**Do this**
Copy out all lines of the records in which the word "국대떡볶이" appears.

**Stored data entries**

***

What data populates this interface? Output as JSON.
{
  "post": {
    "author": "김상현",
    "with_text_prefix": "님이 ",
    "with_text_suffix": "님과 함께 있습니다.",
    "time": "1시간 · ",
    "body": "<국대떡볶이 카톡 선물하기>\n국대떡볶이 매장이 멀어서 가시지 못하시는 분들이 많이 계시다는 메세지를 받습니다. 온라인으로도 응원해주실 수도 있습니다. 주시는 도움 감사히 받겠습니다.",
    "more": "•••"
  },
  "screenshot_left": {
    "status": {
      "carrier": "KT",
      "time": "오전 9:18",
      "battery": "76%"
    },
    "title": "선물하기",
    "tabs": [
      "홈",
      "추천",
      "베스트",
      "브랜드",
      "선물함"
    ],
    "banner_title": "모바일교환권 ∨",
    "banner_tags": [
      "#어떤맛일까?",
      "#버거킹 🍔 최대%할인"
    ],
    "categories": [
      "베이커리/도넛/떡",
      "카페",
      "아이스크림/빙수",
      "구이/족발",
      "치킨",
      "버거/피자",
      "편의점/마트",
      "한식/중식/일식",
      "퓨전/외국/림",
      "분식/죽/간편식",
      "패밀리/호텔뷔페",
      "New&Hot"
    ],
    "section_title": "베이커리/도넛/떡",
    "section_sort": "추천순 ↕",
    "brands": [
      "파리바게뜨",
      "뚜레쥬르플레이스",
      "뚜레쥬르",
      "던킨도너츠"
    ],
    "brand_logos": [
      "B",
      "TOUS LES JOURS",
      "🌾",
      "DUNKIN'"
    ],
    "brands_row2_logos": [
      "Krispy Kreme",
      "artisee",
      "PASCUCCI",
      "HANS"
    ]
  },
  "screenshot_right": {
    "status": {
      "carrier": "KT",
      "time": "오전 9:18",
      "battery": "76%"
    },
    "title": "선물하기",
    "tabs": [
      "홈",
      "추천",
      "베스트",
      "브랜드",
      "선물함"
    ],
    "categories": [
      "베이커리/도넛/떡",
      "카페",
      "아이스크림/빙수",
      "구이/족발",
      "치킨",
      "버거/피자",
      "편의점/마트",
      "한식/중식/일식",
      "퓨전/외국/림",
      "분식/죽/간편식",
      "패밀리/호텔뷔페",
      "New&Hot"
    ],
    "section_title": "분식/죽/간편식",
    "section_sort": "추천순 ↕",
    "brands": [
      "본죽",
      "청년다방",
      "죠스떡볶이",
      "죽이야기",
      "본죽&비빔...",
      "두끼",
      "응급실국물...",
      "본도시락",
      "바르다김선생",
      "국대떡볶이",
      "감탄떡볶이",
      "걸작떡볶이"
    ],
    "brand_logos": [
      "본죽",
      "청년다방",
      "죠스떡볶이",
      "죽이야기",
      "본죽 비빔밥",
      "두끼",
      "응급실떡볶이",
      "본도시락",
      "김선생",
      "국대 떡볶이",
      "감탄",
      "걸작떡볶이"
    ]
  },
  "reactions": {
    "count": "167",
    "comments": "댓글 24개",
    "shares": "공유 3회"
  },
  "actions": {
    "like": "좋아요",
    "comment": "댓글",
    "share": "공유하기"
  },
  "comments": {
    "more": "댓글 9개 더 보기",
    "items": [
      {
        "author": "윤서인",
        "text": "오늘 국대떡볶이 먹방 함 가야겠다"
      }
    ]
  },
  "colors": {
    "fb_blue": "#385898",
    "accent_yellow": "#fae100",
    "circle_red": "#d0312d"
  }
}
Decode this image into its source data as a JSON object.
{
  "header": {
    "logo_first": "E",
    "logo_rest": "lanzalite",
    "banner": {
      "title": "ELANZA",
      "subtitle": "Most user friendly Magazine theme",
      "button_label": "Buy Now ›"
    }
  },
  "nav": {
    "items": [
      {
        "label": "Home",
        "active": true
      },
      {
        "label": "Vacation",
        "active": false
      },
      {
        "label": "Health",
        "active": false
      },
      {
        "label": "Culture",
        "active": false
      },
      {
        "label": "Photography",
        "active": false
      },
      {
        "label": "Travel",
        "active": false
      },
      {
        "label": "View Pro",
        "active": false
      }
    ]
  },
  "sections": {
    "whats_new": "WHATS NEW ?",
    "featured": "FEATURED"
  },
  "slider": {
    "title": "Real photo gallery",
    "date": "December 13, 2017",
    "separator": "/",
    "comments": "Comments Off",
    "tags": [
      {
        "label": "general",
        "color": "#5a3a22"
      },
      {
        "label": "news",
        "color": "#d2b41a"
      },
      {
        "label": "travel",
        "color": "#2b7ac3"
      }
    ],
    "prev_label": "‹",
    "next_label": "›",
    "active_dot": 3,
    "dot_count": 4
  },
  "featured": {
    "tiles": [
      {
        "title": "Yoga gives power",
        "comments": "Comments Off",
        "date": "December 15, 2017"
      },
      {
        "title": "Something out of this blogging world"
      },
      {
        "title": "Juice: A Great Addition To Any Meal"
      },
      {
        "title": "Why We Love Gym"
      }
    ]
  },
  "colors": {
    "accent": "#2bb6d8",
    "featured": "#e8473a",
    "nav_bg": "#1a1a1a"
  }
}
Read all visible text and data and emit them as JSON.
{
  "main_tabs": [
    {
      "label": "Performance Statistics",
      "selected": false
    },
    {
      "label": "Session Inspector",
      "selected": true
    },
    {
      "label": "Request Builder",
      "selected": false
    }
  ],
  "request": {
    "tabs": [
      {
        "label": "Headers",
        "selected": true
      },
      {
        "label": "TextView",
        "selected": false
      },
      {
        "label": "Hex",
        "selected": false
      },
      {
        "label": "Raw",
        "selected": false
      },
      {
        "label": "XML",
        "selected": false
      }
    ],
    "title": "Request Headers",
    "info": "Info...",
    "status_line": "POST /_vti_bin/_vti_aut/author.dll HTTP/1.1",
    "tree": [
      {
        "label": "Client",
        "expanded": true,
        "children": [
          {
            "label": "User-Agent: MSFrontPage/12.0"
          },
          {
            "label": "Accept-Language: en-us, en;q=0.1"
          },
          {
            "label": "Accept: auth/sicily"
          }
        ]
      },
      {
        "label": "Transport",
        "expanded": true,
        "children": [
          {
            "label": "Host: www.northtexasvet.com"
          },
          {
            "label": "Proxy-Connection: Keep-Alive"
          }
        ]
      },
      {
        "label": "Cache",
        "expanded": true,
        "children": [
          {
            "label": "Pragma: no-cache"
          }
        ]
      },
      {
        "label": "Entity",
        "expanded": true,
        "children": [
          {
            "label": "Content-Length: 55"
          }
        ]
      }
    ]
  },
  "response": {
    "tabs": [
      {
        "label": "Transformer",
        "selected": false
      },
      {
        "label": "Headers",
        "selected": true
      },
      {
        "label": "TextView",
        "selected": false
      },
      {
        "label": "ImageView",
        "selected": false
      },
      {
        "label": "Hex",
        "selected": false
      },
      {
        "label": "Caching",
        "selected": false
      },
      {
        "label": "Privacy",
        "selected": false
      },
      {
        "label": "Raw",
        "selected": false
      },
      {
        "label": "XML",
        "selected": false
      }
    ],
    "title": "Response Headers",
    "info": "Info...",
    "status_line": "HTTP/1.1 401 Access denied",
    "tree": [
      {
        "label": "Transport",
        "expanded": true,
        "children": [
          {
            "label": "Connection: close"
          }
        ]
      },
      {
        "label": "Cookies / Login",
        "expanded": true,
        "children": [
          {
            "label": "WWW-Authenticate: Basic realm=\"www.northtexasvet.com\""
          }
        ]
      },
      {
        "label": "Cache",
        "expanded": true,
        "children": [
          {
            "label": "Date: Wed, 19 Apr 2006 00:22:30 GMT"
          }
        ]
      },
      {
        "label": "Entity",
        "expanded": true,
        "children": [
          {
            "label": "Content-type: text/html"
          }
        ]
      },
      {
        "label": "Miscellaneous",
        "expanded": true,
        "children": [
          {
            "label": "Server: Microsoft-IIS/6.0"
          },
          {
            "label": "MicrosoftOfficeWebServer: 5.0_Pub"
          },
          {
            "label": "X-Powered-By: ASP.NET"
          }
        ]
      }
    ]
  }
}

***

**Response below**
    "body": "<국대떡볶이 카톡 선물하기>\n국대떡볶이 매장이 멀어서 가시지 못하시는 분들이 많이 계시다는 메세지를 받습니다. 온라인으로도 응원해주실 수도 있습니다. 주시는 도움 감사히 받겠습니다.",
      "국대떡볶이",
        "text": "오늘 국대떡볶이 먹방 함 가야겠다"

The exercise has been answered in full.